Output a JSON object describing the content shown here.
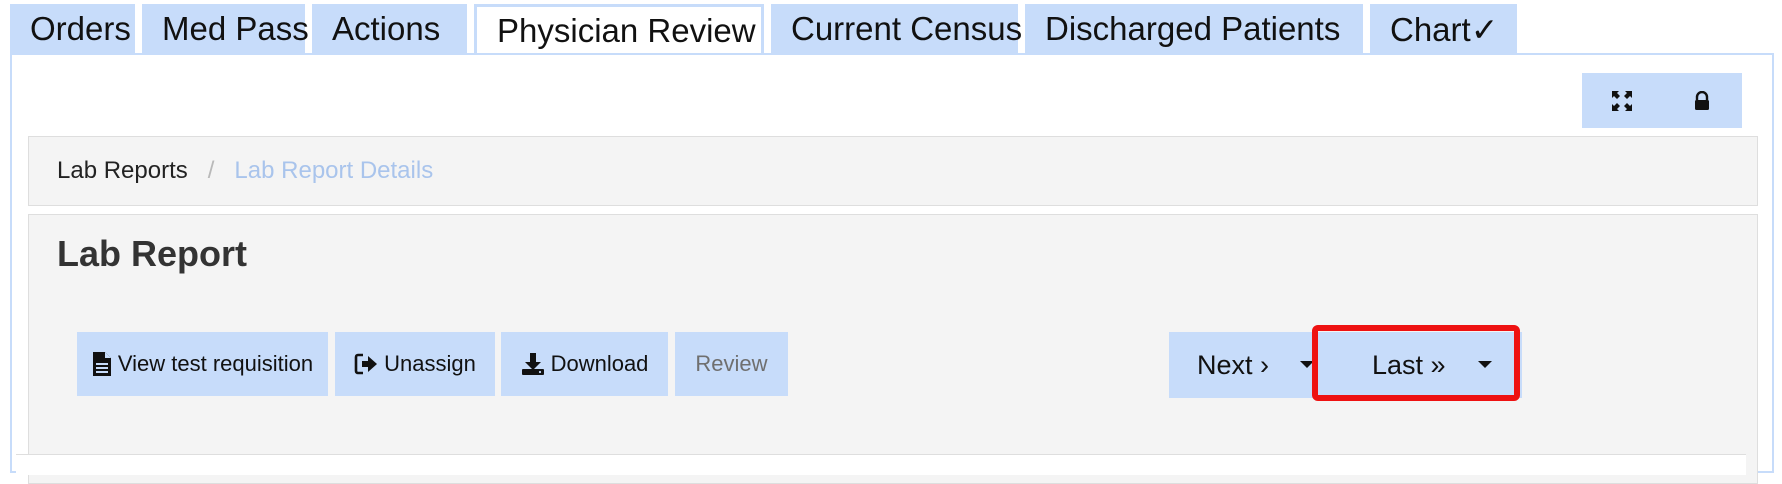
{
  "tabs": [
    {
      "label": "Orders"
    },
    {
      "label": "Med Pass"
    },
    {
      "label": "Actions"
    },
    {
      "label": "Physician Review"
    },
    {
      "label": "Current Census"
    },
    {
      "label": "Discharged Patients"
    },
    {
      "label": "Chart✓"
    }
  ],
  "active_tab": "Physician Review",
  "breadcrumb": {
    "items": [
      {
        "label": "Lab Reports"
      },
      {
        "label": "Lab Report Details"
      }
    ],
    "separator": "/"
  },
  "card": {
    "title": "Lab Report"
  },
  "actions": {
    "view_test_requisition": "View test requisition",
    "unassign": "Unassign",
    "download": "Download",
    "review": "Review"
  },
  "pager": {
    "next": "Next ›",
    "last": "Last »"
  },
  "colors": {
    "accent": "#c7dcfa",
    "highlight": "#ee1111",
    "panel_bg": "#f4f4f4"
  }
}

-- WORK REQUEST --
Output every entry verbatim. Pictures do not belong in the copy.

-- RESPONSE --
Output a JSON object describing the content shown here.
{
  "tabs": [
    {
      "label": "Orders"
    },
    {
      "label": "Med Pass"
    },
    {
      "label": "Actions"
    },
    {
      "label": "Physician Review"
    },
    {
      "label": "Current Census"
    },
    {
      "label": "Discharged Patients"
    },
    {
      "label": "Chart✓"
    }
  ],
  "active_tab": "Physician Review",
  "breadcrumb": {
    "items": [
      {
        "label": "Lab Reports"
      },
      {
        "label": "Lab Report Details"
      }
    ],
    "separator": "/"
  },
  "card": {
    "title": "Lab Report"
  },
  "actions": {
    "view_test_requisition": "View test requisition",
    "unassign": "Unassign",
    "download": "Download",
    "review": "Review"
  },
  "pager": {
    "next": "Next ›",
    "last": "Last »"
  },
  "colors": {
    "accent": "#c7dcfa",
    "highlight": "#ee1111",
    "panel_bg": "#f4f4f4"
  }
}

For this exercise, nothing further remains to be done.